(SOURCE MATERIAL):
start

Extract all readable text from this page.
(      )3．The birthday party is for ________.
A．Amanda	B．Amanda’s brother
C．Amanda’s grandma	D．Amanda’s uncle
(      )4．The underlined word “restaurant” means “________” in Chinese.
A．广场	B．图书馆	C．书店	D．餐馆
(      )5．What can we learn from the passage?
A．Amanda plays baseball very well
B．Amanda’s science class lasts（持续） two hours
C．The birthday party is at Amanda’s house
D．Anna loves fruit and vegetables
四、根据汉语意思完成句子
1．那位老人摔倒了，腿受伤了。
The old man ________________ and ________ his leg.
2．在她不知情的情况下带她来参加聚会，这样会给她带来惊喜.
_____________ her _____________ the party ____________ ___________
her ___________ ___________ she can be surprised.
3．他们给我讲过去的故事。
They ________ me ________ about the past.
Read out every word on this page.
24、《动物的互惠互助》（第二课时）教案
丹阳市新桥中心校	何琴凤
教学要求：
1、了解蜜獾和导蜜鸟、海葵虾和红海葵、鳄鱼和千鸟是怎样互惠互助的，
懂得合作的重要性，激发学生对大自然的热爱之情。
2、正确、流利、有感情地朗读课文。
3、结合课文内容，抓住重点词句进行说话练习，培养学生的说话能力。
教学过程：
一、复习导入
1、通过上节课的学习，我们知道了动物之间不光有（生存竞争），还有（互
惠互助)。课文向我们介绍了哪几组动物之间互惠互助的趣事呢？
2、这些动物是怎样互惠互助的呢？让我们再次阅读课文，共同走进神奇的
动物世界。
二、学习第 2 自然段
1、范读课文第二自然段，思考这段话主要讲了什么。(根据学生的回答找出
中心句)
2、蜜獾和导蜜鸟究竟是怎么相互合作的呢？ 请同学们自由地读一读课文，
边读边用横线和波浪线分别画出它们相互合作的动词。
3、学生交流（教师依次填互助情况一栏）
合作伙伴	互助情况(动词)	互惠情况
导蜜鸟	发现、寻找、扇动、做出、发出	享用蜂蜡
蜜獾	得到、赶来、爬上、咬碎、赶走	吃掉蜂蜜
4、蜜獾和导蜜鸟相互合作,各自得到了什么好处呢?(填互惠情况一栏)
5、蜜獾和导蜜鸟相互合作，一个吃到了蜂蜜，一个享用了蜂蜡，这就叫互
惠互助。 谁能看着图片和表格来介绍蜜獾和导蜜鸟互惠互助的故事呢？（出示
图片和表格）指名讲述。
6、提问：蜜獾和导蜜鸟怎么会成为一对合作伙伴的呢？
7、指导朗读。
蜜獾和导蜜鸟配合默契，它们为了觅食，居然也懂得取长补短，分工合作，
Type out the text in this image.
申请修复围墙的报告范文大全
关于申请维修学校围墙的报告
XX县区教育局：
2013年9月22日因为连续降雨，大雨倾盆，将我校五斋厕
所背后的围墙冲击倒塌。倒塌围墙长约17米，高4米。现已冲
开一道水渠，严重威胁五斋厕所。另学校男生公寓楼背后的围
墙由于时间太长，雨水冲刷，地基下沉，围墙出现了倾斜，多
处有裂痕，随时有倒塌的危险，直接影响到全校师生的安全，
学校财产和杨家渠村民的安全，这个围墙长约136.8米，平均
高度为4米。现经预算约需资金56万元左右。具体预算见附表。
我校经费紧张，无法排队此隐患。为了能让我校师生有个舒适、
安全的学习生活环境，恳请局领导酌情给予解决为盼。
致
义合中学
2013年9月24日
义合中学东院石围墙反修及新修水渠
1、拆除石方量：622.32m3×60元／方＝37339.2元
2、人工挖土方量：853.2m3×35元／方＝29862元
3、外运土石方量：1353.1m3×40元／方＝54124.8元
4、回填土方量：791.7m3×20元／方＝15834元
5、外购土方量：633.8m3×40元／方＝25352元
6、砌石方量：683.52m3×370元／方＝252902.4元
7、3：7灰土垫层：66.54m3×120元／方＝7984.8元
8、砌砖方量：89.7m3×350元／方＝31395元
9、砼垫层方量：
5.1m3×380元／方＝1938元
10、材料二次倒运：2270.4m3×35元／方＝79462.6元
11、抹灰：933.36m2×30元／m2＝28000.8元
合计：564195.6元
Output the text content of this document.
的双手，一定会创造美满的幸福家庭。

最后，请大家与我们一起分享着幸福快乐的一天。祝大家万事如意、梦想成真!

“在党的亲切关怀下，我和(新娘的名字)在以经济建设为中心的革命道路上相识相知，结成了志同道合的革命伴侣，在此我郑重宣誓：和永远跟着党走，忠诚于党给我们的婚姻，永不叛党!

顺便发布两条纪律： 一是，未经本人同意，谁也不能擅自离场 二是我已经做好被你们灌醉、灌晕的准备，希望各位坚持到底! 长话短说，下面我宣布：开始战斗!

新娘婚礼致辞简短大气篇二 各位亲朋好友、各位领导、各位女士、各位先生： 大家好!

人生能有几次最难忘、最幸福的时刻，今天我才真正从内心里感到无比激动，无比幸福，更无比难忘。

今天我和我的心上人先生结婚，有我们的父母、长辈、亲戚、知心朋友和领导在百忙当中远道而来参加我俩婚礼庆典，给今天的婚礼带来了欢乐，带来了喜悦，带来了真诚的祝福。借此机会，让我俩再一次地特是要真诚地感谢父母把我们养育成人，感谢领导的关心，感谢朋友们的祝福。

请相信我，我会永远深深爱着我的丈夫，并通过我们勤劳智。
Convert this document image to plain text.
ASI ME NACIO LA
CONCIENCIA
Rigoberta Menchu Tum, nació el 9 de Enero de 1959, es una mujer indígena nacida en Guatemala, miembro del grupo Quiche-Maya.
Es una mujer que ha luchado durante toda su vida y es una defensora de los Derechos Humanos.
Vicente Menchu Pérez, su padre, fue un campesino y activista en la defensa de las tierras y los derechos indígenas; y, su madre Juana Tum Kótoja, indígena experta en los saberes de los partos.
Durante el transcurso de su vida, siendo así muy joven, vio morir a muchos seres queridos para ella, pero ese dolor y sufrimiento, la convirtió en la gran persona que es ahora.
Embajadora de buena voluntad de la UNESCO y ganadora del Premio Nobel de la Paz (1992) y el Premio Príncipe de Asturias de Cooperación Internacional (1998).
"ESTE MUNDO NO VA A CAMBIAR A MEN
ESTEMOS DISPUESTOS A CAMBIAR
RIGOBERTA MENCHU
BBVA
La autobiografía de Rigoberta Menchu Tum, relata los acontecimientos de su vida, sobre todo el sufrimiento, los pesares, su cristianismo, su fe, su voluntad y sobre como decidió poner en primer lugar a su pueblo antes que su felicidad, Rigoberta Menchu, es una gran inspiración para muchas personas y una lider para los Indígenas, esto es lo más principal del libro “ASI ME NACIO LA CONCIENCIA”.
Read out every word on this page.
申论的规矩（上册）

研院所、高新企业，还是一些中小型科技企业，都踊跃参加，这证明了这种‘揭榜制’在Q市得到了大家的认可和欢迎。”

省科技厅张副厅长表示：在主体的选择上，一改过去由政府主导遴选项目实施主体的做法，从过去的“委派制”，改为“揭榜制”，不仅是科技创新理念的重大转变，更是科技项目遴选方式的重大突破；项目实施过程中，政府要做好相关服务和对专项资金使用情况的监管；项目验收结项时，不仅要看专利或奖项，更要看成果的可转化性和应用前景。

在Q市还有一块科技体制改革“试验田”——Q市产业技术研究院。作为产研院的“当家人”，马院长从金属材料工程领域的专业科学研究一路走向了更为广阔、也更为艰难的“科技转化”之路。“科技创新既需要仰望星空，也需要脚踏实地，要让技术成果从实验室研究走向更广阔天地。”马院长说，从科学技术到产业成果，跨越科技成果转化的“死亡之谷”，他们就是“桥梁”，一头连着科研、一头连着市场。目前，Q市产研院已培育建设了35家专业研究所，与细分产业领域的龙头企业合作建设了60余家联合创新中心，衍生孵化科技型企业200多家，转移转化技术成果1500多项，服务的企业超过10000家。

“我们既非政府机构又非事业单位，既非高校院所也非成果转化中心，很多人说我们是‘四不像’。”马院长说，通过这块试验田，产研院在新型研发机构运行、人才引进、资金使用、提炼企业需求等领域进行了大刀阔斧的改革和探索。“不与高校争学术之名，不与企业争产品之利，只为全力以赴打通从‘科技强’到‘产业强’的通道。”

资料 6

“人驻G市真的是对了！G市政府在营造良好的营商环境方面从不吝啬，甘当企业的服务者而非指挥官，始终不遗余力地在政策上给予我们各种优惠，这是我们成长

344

end

(EXERCISE AIM):
Copy each line above that contains the word "image".

(COMPLETE RESPONSE):
Type out the text in this image.
Convert this document image to plain text.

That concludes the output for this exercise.